## GIVEN PROBLEM
Each line below either holds the string "frac" or doesn't. Count those that do and give only the number.

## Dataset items
— begin —
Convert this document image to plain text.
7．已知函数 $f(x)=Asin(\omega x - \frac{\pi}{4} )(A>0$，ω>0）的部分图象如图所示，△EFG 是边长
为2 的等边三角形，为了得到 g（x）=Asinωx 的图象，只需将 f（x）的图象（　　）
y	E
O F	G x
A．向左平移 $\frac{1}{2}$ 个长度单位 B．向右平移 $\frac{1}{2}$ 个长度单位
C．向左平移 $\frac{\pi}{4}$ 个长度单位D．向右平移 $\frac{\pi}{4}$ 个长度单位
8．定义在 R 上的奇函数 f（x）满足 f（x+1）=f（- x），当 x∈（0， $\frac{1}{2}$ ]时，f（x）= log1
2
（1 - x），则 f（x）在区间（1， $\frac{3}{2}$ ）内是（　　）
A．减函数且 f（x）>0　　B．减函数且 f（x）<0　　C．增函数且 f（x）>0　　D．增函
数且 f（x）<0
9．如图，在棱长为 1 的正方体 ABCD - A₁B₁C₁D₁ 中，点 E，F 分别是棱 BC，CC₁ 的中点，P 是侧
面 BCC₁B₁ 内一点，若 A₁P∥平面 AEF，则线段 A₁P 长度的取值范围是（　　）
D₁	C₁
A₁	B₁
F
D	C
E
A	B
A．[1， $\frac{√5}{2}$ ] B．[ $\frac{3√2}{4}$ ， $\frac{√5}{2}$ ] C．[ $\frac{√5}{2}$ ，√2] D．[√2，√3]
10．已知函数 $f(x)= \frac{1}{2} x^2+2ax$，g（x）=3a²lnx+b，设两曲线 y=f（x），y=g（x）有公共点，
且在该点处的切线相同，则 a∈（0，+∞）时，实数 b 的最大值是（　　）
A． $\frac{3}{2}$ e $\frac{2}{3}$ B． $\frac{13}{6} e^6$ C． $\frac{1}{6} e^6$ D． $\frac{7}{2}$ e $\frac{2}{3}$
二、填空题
— end —
## WORKED ANSWER
8